Begin SUPPLIED DATA
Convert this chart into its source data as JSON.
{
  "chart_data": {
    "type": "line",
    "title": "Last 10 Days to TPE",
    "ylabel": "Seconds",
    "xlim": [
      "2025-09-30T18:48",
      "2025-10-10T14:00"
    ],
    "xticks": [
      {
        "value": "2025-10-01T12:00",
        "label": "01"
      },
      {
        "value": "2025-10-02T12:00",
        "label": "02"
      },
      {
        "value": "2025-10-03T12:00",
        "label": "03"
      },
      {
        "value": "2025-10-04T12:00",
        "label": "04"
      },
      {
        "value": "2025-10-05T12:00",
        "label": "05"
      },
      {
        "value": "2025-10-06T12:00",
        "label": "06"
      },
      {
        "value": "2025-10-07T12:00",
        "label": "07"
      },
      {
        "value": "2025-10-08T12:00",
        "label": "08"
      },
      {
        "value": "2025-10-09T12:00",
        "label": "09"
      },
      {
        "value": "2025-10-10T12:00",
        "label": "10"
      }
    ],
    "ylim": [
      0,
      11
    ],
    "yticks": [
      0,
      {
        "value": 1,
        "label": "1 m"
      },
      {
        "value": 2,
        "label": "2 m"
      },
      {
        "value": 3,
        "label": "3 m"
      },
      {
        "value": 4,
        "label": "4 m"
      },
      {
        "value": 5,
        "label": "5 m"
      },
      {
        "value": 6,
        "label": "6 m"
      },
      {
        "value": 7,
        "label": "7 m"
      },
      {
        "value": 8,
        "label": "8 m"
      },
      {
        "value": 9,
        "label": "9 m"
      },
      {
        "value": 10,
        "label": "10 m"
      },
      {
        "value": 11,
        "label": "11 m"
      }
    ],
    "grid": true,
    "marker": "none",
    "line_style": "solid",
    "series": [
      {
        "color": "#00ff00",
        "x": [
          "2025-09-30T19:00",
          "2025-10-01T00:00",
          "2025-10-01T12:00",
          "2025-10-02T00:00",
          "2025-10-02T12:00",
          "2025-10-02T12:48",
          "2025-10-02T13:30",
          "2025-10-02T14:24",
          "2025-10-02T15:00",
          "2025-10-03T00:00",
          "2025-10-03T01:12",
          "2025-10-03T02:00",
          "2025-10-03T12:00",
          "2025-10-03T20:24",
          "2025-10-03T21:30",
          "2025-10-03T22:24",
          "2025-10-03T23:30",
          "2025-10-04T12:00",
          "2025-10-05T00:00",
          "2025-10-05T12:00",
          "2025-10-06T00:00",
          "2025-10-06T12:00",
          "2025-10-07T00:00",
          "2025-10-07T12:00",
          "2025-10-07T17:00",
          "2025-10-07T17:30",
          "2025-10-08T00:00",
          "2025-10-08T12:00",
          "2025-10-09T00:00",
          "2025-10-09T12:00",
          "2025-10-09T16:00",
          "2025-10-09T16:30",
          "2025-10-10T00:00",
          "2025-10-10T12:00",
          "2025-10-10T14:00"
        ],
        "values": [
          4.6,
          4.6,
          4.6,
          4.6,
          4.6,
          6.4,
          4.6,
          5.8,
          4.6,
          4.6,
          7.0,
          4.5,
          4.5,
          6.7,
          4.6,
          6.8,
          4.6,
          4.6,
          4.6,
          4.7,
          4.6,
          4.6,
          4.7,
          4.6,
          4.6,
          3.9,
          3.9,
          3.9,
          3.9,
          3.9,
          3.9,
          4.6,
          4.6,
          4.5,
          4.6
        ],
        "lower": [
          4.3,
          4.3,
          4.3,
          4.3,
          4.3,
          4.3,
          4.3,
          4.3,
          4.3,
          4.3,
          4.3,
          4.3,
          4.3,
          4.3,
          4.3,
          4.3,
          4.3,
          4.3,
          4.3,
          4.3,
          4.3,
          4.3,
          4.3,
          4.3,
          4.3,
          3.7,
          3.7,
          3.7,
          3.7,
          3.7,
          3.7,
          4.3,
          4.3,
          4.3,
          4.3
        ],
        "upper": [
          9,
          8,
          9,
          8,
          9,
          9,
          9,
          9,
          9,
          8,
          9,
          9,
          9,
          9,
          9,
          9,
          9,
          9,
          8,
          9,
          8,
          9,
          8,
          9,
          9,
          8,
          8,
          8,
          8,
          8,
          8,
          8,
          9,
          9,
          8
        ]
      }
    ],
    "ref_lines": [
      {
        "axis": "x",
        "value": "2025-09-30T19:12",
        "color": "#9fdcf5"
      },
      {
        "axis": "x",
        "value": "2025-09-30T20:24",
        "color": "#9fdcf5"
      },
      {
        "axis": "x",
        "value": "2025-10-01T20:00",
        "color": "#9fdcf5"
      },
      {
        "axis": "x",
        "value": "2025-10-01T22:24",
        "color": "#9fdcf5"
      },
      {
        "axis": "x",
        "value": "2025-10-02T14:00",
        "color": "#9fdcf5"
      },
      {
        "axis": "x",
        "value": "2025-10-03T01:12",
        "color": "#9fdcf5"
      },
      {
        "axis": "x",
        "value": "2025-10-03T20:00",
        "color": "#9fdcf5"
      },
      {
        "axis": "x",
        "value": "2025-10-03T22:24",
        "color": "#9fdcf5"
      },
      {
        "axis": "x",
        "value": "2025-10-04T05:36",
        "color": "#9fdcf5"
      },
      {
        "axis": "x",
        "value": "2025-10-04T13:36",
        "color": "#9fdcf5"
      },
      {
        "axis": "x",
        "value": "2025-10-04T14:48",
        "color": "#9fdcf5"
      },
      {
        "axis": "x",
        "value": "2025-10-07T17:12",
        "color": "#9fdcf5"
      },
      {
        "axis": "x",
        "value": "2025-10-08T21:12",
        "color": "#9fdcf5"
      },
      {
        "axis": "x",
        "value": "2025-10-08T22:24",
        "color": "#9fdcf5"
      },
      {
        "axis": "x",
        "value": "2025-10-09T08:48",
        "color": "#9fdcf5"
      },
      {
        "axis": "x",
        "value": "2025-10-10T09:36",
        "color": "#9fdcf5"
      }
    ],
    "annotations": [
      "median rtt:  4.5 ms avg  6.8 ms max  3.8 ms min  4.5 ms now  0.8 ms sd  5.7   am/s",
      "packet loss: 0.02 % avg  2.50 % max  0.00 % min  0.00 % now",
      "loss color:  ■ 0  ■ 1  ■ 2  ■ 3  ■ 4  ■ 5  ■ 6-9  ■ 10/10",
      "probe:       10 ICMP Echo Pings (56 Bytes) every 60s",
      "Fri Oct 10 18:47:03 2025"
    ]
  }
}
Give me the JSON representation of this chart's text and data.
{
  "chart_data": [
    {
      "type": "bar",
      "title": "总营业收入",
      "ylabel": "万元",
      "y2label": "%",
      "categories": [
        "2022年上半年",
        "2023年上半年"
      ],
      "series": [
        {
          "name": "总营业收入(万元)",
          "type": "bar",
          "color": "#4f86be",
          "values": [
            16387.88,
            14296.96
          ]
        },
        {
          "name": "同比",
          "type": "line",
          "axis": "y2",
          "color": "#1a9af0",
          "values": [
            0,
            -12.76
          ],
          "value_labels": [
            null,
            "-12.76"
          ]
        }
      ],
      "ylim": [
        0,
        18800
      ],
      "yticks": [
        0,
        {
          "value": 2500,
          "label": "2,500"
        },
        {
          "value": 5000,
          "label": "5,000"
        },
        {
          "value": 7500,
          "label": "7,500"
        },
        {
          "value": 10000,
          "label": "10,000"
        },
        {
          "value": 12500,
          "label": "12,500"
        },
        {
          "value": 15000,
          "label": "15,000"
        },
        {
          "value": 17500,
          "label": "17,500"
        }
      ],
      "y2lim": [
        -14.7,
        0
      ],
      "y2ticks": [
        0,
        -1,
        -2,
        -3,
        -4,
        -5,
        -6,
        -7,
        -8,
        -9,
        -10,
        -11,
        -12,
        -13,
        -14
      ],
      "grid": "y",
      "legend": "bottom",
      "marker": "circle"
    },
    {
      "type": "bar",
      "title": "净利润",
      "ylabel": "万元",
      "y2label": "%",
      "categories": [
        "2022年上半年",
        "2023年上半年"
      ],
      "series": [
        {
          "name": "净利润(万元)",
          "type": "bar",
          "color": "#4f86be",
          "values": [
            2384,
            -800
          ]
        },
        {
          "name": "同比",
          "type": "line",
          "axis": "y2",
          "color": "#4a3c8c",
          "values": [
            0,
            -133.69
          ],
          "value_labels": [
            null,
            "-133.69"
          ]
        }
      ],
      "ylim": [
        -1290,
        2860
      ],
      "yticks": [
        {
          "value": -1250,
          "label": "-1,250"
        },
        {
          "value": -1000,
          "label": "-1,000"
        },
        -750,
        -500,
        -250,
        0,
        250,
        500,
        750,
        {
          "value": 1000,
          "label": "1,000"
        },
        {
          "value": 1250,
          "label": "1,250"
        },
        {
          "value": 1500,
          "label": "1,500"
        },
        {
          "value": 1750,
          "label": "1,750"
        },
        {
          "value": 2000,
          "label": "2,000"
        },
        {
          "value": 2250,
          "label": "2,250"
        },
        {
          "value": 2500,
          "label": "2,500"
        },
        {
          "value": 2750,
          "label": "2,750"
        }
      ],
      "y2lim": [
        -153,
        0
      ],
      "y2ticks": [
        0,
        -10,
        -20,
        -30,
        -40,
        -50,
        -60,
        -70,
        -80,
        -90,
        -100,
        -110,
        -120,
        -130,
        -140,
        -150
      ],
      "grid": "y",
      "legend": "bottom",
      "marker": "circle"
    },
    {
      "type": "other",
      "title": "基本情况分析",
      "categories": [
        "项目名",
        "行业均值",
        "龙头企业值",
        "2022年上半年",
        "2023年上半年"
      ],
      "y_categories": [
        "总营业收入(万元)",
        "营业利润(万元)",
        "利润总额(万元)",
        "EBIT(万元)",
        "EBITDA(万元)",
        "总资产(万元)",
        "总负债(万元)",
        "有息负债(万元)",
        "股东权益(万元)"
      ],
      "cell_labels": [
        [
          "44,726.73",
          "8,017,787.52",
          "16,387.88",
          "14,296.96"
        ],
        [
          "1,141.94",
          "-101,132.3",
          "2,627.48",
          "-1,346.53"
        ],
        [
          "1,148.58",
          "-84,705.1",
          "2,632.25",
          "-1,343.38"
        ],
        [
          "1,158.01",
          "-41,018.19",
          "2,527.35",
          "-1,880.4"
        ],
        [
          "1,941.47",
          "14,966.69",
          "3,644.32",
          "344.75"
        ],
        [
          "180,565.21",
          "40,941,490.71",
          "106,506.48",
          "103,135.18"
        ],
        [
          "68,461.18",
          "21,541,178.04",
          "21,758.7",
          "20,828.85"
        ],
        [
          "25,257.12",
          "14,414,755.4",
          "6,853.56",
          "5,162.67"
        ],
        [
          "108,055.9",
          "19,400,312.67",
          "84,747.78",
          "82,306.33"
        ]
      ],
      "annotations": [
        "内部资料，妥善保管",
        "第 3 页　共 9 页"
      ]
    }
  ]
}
End SUPPLIED DATA
--- WORK TO COMPLETE ---
Make a list of all lines in the data that contain "this".

--- RESULT BELOW ---
Convert this chart into its source data as JSON.
Give me the JSON representation of this chart's text and data.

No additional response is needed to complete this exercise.